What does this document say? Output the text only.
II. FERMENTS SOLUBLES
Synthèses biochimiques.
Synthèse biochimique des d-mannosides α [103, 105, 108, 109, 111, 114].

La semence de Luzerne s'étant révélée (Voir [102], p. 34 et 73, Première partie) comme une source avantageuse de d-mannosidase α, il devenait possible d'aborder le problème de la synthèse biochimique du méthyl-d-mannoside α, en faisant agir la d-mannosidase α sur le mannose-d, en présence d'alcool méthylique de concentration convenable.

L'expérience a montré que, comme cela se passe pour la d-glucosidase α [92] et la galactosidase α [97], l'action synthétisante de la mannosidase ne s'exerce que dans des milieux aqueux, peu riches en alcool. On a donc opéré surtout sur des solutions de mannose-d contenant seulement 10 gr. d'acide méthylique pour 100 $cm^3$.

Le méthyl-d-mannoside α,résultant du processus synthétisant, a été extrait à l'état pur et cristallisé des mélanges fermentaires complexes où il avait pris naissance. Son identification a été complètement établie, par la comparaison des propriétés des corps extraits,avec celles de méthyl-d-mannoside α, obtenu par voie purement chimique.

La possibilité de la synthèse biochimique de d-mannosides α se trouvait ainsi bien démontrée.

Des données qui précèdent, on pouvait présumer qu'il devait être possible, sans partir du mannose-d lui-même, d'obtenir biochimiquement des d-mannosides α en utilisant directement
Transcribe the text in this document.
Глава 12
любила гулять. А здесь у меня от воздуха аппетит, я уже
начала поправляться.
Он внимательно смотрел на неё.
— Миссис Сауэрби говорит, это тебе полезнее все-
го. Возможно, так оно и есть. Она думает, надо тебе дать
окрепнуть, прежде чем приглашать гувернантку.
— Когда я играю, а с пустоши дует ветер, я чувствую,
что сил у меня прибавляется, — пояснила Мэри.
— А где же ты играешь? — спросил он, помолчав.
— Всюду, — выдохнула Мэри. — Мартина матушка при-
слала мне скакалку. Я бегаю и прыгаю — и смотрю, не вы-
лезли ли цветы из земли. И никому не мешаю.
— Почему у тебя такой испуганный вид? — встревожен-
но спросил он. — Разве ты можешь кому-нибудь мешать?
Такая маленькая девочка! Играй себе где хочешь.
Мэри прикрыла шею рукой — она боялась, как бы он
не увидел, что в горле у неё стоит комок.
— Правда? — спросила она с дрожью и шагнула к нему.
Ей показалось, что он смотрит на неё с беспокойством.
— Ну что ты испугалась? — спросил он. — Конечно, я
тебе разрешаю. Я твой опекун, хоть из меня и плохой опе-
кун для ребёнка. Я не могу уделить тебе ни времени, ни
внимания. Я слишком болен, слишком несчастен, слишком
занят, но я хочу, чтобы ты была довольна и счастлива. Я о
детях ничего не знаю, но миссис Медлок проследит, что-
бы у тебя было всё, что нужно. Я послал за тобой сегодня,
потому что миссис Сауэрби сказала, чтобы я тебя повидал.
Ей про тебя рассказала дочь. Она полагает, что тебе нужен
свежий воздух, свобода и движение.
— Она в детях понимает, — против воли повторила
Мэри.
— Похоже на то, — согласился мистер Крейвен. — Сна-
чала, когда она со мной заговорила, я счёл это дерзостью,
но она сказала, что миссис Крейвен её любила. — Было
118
******
YOUR INSTRUCTIONS: Write each line above out exactly.

FULL OUTPUT:
What does this document say? Output the text only.
II. FERMENTS SOLUBLES
Synthèses biochimiques.
Synthèse biochimique des d-mannosides α [103, 105, 108, 109, 111, 114].

La semence de Luzerne s'étant révélée (Voir [102], p. 34 et 73, Première partie) comme une source avantageuse de d-mannosidase α, il devenait possible d'aborder le problème de la synthèse biochimique du méthyl-d-mannoside α, en faisant agir la d-mannosidase α sur le mannose-d, en présence d'alcool méthylique de concentration convenable.

L'expérience a montré que, comme cela se passe pour la d-glucosidase α [92] et la galactosidase α [97], l'action synthétisante de la mannosidase ne s'exerce que dans des milieux aqueux, peu riches en alcool. On a donc opéré surtout sur des solutions de mannose-d contenant seulement 10 gr. d'acide méthylique pour 100 $cm^3$.

Le méthyl-d-mannoside α,résultant du processus synthétisant, a été extrait à l'état pur et cristallisé des mélanges fermentaires complexes où il avait pris naissance. Son identification a été complètement établie, par la comparaison des propriétés des corps extraits,avec celles de méthyl-d-mannoside α, obtenu par voie purement chimique.

La possibilité de la synthèse biochimique de d-mannosides α se trouvait ainsi bien démontrée.

Des données qui précèdent, on pouvait présumer qu'il devait être possible, sans partir du mannose-d lui-même, d'obtenir biochimiquement des d-mannosides α en utilisant directement
Transcribe the text in this document.
Глава 12
любила гулять. А здесь у меня от воздуха аппетит, я уже
начала поправляться.
Он внимательно смотрел на неё.
— Миссис Сауэрби говорит, это тебе полезнее все-
го. Возможно, так оно и есть. Она думает, надо тебе дать
окрепнуть, прежде чем приглашать гувернантку.
— Когда я играю, а с пустоши дует ветер, я чувствую,
что сил у меня прибавляется, — пояснила Мэри.
— А где же ты играешь? — спросил он, помолчав.
— Всюду, — выдохнула Мэри. — Мартина матушка при-
слала мне скакалку. Я бегаю и прыгаю — и смотрю, не вы-
лезли ли цветы из земли. И никому не мешаю.
— Почему у тебя такой испуганный вид? — встревожен-
но спросил он. — Разве ты можешь кому-нибудь мешать?
Такая маленькая девочка! Играй себе где хочешь.
Мэри прикрыла шею рукой — она боялась, как бы он
не увидел, что в горле у неё стоит комок.
— Правда? — спросила она с дрожью и шагнула к нему.
Ей показалось, что он смотрит на неё с беспокойством.
— Ну что ты испугалась? — спросил он. — Конечно, я
тебе разрешаю. Я твой опекун, хоть из меня и плохой опе-
кун для ребёнка. Я не могу уделить тебе ни времени, ни
внимания. Я слишком болен, слишком несчастен, слишком
занят, но я хочу, чтобы ты была довольна и счастлива. Я о
детях ничего не знаю, но миссис Медлок проследит, что-
бы у тебя было всё, что нужно. Я послал за тобой сегодня,
потому что миссис Сауэрби сказала, чтобы я тебя повидал.
Ей про тебя рассказала дочь. Она полагает, что тебе нужен
свежий воздух, свобода и движение.
— Она в детях понимает, — против воли повторила
Мэри.
— Похоже на то, — согласился мистер Крейвен. — Сна-
чала, когда она со мной заговорила, я счёл это дерзостью,
но она сказала, что миссис Крейвен её любила. — Было
118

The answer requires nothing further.